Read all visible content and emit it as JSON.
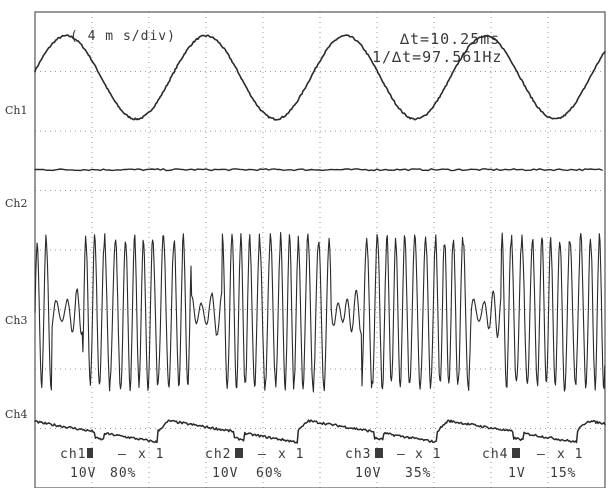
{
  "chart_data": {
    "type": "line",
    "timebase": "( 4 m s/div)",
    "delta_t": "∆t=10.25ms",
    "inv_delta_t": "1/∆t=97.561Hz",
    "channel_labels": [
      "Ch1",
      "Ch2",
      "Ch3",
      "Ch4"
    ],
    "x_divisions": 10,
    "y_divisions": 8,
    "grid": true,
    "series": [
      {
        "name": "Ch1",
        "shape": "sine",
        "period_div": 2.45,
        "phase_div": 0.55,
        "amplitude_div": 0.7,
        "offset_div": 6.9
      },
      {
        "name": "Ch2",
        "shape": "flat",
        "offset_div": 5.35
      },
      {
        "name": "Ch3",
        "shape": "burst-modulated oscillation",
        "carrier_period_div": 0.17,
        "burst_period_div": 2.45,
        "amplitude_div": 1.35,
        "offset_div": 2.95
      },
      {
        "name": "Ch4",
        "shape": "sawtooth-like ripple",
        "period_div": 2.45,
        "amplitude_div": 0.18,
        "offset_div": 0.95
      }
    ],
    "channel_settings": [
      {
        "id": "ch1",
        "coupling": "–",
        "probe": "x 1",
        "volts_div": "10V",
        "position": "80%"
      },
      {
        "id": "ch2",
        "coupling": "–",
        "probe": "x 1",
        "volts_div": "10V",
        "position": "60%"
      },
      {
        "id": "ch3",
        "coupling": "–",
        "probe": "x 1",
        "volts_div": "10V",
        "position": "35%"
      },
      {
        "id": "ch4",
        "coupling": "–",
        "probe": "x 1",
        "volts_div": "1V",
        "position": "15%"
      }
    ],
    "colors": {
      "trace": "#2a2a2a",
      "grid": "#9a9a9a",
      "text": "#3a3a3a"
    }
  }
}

▬▬▬

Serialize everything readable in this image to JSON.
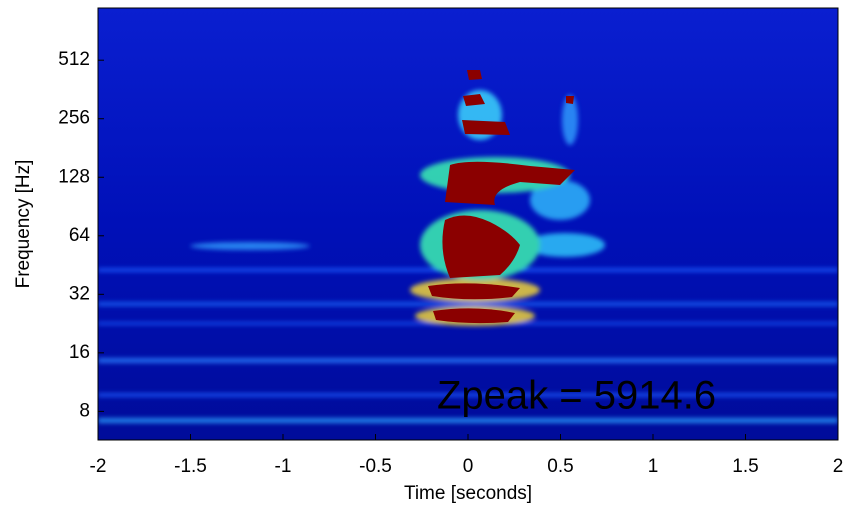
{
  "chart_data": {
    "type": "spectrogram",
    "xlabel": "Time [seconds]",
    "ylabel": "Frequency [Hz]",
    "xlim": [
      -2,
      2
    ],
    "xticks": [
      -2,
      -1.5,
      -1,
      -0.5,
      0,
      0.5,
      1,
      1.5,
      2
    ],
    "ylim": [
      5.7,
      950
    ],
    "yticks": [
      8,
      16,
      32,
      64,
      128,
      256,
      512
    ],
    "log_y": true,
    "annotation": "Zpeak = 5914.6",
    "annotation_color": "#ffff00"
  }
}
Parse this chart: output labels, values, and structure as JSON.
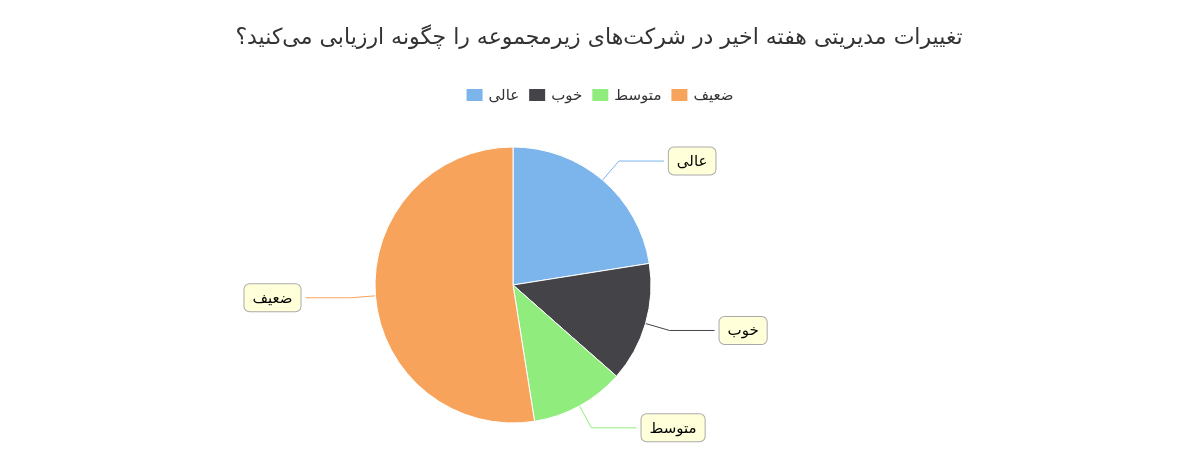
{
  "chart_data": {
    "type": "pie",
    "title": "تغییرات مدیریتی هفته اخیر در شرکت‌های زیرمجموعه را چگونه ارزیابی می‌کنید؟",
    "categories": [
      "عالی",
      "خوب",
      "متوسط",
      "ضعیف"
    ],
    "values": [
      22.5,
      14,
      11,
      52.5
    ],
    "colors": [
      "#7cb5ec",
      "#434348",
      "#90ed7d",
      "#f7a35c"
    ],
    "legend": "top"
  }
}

▬▬▬

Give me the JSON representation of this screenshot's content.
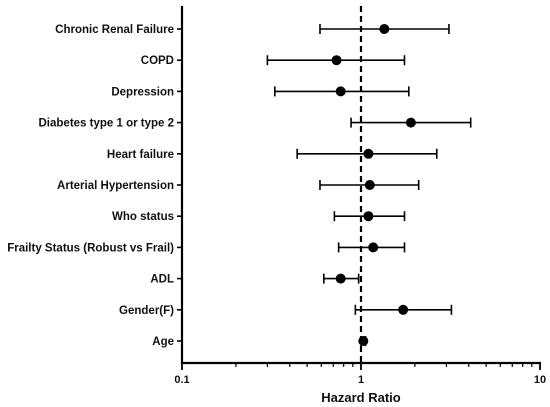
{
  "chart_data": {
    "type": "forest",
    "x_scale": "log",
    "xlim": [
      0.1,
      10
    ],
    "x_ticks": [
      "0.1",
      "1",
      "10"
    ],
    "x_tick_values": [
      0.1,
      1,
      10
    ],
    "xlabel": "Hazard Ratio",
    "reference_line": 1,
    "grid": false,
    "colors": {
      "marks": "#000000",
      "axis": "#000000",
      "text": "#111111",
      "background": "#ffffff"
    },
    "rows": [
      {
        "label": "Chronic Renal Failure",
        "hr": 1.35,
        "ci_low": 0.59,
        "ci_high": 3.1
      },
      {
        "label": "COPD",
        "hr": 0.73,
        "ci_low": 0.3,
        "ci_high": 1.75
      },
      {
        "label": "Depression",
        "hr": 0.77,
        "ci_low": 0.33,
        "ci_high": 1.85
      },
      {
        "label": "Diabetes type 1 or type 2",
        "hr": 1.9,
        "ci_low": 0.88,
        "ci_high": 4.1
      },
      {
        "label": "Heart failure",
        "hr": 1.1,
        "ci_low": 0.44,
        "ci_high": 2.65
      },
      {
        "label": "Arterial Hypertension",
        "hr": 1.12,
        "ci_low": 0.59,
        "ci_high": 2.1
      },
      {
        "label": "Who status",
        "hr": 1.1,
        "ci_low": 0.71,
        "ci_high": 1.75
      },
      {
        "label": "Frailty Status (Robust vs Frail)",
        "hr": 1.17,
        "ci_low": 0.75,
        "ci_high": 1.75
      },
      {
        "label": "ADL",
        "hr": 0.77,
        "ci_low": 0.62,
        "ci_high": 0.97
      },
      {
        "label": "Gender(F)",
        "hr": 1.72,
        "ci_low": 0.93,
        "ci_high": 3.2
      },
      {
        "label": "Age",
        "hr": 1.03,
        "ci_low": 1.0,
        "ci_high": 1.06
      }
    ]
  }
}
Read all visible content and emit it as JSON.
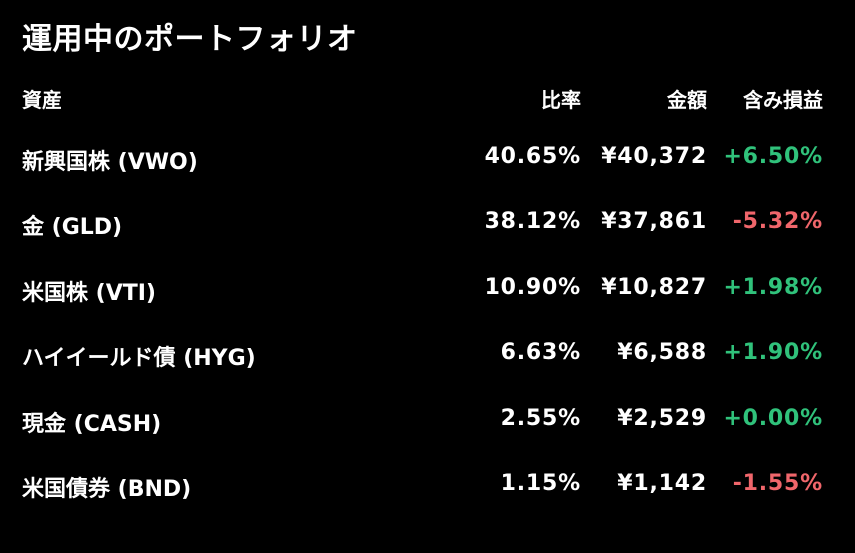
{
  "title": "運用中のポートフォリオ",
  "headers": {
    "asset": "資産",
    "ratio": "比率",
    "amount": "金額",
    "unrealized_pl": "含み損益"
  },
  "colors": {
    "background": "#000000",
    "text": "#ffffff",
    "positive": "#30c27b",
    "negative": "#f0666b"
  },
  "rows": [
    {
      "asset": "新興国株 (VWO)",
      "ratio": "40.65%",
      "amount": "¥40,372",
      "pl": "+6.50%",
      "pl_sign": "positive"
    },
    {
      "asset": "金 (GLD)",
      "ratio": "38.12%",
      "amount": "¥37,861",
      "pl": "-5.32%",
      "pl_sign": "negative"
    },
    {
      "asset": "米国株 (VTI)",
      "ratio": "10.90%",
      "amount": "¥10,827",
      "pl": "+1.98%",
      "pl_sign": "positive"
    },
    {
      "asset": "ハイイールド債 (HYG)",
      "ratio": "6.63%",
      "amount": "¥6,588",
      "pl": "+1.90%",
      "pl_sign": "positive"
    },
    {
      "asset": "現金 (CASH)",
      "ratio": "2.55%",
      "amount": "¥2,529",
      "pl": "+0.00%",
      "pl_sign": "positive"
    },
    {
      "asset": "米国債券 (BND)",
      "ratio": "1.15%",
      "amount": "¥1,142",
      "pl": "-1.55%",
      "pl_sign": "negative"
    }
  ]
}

▬▬▬

__TO DO__
Show every line in the records above that contains the word "JSON".

__ANSWER TO THE EXERCISE__
Read all visible content and emit it as JSON.
Serialize everything readable in this image to JSON.
Parse this chart: output labels, values, and structure as JSON.
Give me the JSON representation of this screenshot's content.
Read all visible content and emit it as JSON.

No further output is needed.